(YOUR TASK):
Find every line in the records below that holds the word "tillvara", and copy it out.

(TASK INPUTS):
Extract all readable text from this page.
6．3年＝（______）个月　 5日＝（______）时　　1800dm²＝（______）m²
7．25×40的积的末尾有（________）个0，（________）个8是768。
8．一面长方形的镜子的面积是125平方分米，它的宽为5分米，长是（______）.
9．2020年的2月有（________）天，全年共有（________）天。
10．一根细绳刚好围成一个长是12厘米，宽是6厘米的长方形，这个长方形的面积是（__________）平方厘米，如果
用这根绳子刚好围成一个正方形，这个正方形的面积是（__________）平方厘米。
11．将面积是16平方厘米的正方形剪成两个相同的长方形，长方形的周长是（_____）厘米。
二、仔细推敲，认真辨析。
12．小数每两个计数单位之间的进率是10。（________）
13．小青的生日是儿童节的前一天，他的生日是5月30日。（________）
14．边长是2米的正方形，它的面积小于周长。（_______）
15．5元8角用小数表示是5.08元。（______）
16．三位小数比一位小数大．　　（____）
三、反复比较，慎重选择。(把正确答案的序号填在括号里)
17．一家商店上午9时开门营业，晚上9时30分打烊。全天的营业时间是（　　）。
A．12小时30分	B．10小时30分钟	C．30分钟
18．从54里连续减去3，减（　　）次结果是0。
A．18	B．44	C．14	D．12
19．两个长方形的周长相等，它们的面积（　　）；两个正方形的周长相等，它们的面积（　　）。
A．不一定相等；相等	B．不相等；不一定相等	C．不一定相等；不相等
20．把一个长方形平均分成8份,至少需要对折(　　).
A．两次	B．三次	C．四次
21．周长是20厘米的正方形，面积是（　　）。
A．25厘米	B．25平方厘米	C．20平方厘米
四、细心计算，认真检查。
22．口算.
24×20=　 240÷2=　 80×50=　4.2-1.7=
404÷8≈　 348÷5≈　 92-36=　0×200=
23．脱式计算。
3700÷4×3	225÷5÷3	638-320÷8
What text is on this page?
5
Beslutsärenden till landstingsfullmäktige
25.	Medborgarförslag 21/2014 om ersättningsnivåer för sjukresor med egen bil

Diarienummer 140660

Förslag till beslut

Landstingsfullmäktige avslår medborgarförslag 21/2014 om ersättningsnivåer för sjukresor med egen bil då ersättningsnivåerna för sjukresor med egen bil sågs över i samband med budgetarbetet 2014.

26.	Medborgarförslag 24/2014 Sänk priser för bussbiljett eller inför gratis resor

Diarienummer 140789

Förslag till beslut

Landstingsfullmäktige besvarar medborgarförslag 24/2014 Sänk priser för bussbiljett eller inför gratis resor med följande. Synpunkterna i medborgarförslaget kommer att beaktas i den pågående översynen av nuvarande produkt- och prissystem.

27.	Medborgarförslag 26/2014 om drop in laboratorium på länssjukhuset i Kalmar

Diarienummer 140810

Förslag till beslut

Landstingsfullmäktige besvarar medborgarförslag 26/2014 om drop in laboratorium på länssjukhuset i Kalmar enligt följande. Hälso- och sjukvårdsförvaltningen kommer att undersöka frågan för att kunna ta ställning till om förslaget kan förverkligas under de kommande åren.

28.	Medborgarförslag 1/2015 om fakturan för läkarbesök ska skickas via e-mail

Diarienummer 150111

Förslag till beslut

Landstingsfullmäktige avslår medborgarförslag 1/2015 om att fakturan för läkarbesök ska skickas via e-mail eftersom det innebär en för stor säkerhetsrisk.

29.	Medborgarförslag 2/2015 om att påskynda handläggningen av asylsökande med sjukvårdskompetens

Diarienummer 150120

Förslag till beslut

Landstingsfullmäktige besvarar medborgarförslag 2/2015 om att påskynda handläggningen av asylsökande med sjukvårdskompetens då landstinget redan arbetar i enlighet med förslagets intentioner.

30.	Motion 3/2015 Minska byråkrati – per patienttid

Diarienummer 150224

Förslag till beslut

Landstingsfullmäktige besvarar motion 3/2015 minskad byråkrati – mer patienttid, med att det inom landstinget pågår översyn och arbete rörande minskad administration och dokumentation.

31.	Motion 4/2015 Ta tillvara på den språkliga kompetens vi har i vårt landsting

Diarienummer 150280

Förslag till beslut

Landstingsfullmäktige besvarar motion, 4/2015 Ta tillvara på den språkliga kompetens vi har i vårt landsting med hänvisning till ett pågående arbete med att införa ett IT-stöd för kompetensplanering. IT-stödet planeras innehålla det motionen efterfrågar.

(SOLUTION TO THIS PROBLEM):
31.	Motion 4/2015 Ta tillvara på den språkliga kompetens vi har i vårt landsting
Landstingsfullmäktige besvarar motion, 4/2015 Ta tillvara på den språkliga kompetens vi har i vårt landsting med hänvisning till ett pågående arbete med att införa ett IT-stöd för kompetensplanering. IT-stödet planeras innehålla det motionen efterfrågar.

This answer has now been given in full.